[What you are asked to do]: Each line of the listing that contains the word "this" is to be copied.

Recorded data:

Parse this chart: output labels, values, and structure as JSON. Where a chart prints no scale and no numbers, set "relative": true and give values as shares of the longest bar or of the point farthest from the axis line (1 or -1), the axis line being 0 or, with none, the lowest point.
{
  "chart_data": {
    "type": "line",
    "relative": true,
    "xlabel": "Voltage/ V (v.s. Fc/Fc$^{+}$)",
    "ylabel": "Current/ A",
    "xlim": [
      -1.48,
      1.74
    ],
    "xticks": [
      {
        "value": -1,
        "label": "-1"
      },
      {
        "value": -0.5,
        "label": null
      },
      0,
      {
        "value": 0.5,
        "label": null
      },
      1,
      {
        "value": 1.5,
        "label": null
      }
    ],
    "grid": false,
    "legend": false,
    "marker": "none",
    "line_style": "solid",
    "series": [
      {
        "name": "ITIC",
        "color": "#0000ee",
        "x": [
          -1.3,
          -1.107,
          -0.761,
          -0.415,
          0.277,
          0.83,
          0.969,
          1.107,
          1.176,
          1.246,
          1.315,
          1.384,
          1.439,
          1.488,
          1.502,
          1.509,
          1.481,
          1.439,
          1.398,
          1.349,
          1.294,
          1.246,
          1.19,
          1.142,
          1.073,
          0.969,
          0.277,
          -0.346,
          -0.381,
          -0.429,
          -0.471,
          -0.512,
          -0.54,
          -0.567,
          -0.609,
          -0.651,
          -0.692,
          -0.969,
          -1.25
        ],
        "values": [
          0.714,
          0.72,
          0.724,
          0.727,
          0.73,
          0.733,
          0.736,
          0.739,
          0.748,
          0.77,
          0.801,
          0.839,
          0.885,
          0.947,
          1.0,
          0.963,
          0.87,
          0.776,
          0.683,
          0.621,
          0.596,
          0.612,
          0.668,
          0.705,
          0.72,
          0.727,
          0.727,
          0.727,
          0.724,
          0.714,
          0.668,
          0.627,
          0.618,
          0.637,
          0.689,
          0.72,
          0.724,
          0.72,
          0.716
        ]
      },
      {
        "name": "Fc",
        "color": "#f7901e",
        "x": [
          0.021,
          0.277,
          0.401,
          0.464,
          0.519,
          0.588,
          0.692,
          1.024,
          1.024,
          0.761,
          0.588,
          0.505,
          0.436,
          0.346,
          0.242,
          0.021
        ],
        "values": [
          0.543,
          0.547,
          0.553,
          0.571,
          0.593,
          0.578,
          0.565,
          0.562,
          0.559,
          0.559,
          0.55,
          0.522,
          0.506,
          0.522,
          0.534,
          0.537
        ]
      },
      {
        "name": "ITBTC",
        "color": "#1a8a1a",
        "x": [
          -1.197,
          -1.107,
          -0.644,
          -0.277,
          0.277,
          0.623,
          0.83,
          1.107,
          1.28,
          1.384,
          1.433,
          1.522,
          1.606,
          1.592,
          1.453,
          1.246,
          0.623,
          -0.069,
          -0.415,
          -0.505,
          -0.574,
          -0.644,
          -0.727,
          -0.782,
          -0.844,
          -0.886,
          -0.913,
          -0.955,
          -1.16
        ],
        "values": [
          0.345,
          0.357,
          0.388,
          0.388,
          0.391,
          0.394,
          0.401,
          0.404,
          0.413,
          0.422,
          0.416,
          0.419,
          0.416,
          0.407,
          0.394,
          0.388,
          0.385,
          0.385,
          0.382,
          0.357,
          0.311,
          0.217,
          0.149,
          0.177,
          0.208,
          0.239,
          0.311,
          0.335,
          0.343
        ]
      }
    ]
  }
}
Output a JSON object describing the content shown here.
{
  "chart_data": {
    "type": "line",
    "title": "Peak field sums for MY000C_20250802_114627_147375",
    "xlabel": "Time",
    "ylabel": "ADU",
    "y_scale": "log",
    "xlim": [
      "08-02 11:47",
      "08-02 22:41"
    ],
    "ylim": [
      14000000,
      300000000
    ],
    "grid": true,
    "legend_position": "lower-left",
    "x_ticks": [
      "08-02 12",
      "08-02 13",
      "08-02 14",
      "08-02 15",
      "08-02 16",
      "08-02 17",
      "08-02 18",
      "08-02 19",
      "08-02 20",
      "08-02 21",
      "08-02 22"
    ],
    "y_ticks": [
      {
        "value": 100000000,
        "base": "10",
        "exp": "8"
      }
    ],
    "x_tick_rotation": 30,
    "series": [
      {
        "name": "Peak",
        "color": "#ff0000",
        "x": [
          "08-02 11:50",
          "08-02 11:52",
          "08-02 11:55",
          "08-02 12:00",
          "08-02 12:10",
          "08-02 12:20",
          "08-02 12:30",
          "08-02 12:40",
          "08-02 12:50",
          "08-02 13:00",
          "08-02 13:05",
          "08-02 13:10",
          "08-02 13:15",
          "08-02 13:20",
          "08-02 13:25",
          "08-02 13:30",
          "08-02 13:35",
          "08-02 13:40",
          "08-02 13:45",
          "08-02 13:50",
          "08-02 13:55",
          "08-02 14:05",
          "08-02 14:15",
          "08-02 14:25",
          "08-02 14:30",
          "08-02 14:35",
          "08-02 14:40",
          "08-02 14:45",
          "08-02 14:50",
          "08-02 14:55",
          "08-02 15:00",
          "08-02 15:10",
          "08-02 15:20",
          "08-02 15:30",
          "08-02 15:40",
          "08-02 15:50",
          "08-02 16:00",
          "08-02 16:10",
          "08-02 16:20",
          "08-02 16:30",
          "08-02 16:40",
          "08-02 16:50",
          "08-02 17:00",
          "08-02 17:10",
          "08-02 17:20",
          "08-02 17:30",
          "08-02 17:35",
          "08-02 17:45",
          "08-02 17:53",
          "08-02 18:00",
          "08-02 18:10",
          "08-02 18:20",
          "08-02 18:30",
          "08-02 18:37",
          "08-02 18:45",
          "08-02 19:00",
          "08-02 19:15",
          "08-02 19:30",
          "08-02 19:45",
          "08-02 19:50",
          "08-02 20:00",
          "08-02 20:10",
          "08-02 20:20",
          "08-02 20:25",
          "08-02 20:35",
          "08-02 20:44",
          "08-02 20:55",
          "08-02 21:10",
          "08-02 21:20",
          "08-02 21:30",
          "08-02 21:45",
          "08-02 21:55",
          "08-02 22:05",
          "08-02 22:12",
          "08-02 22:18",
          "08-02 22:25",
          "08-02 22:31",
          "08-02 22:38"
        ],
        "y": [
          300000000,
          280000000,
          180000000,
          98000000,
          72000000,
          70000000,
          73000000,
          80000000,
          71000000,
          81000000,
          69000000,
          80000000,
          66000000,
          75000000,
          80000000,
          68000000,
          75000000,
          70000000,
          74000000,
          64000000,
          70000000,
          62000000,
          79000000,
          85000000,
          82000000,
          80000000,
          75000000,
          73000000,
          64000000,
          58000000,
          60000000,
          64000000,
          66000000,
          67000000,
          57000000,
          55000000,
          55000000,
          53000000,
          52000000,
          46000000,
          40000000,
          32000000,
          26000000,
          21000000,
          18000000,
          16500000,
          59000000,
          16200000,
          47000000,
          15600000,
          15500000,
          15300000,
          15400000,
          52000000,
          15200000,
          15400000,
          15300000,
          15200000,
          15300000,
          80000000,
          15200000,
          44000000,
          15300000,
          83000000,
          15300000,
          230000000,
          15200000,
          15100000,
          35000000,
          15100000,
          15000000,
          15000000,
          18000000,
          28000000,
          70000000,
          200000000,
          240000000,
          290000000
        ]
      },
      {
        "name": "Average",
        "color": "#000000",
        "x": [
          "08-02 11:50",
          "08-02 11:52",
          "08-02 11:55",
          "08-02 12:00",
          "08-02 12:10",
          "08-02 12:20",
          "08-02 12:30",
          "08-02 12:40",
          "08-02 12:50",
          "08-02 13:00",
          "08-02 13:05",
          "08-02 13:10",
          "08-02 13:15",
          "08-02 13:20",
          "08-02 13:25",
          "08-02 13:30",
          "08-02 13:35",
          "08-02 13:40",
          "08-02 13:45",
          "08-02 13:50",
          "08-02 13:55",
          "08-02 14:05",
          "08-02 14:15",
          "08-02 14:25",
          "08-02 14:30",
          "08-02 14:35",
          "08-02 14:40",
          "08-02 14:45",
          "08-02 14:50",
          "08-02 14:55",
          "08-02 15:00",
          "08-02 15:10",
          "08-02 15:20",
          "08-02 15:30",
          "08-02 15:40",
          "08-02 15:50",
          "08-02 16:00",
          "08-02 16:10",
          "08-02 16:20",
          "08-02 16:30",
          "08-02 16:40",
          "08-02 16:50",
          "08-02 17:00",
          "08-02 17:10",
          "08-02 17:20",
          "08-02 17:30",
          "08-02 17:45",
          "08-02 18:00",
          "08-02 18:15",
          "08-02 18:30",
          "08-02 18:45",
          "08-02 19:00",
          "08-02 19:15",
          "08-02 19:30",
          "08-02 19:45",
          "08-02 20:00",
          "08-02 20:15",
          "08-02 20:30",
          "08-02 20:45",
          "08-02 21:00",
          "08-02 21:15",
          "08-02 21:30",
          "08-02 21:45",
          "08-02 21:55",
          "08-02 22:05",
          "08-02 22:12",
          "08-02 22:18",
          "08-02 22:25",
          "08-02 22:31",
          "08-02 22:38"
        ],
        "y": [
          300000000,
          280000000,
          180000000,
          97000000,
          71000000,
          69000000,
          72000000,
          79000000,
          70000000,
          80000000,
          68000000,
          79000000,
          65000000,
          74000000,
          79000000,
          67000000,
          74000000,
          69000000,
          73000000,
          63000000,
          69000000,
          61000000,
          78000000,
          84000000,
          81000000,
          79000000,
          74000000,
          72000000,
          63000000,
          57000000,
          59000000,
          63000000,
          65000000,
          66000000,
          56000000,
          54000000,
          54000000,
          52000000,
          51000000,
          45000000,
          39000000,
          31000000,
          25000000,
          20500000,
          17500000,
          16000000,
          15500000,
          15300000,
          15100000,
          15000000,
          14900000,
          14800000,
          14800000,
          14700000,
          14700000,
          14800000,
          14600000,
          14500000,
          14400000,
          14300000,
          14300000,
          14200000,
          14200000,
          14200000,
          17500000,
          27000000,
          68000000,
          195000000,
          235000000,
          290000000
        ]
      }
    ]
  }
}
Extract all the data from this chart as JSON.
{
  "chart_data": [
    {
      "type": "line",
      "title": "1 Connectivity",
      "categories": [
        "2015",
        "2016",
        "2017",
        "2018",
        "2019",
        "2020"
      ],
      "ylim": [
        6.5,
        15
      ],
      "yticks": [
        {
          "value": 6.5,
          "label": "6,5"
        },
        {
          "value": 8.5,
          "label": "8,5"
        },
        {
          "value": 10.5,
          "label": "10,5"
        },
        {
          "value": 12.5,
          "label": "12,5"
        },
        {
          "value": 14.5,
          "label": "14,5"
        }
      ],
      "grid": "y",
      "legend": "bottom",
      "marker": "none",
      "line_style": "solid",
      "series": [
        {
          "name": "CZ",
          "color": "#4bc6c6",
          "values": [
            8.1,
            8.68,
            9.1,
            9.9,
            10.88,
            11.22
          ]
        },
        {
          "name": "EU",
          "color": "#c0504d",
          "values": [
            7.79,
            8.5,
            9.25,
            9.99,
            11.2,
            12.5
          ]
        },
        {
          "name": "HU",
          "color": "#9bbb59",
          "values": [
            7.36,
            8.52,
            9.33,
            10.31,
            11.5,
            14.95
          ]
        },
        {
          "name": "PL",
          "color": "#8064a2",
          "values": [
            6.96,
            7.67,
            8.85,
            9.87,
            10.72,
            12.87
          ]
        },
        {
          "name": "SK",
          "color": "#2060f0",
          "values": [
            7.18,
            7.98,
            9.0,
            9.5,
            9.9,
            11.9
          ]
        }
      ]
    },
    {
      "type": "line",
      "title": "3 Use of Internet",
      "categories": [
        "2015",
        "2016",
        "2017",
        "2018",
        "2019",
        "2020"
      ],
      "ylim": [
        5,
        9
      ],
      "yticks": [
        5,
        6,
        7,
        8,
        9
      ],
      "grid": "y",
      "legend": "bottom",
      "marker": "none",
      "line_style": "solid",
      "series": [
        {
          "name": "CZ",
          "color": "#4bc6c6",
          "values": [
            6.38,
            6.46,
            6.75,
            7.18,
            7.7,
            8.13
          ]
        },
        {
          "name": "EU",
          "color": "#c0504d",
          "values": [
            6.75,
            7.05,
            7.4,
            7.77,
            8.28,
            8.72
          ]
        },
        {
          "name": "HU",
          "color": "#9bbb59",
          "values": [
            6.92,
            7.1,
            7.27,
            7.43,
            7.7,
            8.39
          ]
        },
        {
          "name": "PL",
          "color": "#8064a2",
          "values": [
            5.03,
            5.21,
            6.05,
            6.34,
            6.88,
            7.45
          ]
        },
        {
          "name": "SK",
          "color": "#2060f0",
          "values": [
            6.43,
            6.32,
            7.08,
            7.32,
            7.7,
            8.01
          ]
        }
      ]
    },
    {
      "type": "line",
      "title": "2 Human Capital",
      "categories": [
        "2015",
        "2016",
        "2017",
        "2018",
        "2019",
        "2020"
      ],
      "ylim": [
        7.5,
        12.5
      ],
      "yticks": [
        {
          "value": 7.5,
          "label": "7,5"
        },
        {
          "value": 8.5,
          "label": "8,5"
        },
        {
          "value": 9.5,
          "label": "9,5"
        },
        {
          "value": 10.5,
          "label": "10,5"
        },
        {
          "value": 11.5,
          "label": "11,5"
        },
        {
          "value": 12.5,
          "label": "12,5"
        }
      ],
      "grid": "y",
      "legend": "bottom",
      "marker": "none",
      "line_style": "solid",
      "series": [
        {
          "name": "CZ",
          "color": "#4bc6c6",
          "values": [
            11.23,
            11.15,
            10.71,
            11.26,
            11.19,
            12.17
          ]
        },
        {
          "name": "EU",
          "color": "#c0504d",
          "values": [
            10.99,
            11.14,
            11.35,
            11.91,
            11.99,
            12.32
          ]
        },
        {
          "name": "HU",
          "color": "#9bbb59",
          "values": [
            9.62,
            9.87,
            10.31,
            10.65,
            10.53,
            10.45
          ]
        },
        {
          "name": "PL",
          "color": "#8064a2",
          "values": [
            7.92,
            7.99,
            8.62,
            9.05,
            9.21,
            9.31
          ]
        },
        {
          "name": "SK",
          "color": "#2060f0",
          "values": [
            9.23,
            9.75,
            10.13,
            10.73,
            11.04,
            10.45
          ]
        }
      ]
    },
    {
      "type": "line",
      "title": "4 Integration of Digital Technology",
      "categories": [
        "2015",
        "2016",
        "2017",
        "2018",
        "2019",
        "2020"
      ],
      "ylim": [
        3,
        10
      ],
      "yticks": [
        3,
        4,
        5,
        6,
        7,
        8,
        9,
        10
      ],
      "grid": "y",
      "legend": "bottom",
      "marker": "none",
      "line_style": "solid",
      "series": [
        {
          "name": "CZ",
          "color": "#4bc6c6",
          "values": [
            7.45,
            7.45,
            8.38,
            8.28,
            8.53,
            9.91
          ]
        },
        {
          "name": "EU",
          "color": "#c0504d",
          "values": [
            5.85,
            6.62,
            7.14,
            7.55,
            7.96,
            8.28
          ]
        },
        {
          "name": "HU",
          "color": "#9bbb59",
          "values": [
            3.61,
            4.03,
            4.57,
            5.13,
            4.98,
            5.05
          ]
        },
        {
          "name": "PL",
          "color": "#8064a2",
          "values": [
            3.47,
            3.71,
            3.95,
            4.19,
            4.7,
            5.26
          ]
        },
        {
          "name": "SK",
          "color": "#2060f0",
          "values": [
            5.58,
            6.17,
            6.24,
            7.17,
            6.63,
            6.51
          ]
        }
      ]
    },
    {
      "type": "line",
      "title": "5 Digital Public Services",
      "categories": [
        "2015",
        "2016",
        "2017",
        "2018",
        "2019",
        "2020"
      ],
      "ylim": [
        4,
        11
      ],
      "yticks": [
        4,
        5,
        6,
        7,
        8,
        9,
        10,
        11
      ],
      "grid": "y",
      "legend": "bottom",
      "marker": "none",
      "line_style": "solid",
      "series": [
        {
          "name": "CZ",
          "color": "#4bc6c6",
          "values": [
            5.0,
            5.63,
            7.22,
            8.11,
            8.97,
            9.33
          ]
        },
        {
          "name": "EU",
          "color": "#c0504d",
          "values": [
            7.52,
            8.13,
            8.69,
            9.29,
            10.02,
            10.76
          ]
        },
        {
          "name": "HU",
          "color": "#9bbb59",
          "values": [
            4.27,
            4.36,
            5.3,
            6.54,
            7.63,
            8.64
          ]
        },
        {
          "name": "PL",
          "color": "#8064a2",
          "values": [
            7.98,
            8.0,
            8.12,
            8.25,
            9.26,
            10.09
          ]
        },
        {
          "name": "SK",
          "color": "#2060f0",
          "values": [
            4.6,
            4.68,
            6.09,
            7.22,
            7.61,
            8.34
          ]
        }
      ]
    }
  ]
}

[Written reply]:
Parse this chart: output labels, values, and structure as JSON. Where a chart prints no scale and no numbers, set "relative": true and give values as shares of the longest bar or of the point farthest from the axis line (1 or -1), the axis line being 0 or, with none, the lowest point.
Extract all the data from this chart as JSON.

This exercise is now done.